====== INFORMATION PROVIDED

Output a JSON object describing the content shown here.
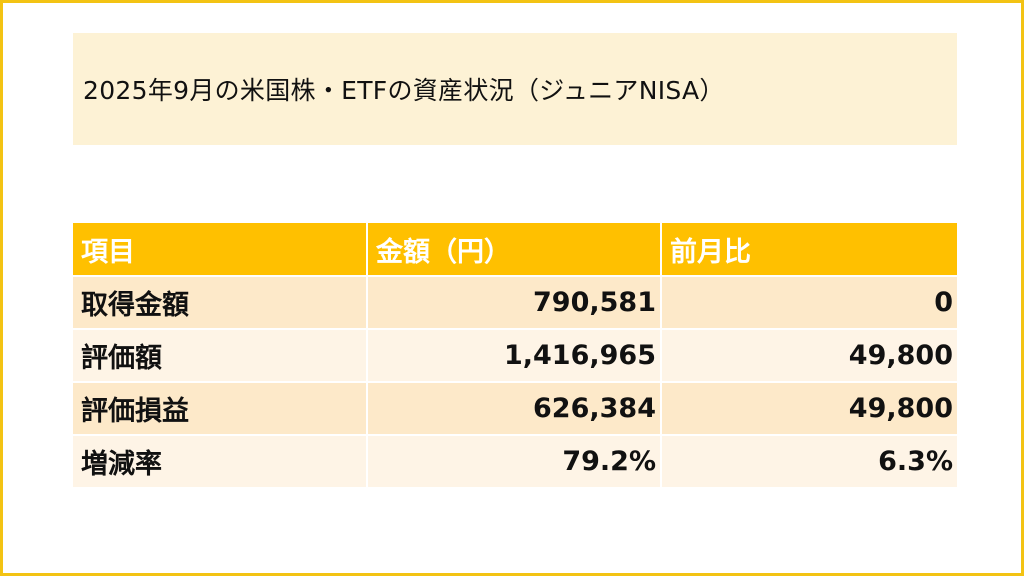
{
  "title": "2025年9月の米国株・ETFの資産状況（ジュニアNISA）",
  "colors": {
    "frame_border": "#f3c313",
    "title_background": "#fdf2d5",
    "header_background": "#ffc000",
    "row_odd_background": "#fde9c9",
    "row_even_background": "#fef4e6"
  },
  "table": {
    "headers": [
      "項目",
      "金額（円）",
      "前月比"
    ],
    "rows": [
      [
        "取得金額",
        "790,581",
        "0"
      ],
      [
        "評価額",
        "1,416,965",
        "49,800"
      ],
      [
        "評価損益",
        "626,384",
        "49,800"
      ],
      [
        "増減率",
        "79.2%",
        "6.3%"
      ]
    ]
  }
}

============
====== INFORMATION PROVIDED

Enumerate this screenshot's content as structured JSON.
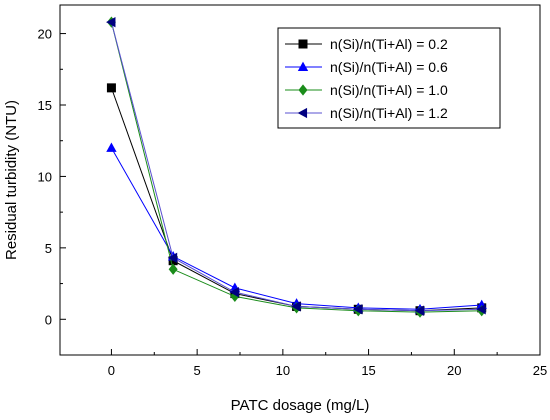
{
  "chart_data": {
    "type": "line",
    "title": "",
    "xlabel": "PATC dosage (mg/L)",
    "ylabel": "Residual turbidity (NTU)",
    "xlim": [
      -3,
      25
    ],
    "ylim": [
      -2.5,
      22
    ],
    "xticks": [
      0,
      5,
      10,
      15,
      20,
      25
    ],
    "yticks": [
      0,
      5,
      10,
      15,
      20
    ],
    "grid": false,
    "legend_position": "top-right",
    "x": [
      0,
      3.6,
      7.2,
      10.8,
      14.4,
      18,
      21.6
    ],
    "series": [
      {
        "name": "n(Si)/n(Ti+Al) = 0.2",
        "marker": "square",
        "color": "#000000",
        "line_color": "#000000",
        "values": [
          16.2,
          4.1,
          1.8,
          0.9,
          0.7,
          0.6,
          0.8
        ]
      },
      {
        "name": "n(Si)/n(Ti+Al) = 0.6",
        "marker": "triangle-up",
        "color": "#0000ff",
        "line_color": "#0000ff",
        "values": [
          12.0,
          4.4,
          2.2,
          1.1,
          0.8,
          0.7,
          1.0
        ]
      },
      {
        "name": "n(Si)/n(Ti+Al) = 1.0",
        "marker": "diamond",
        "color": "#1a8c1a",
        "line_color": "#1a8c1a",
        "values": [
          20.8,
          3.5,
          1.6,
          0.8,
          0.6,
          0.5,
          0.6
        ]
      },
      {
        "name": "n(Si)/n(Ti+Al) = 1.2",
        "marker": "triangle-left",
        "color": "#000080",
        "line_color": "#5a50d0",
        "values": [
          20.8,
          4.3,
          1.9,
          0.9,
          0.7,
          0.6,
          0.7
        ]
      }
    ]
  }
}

============

— JOB —
Collect each line containing the string "content".

— OUTPUT OF THE EXERCISE —
Output a JSON object describing the content shown here.
Enumerate this screenshot's content as structured JSON.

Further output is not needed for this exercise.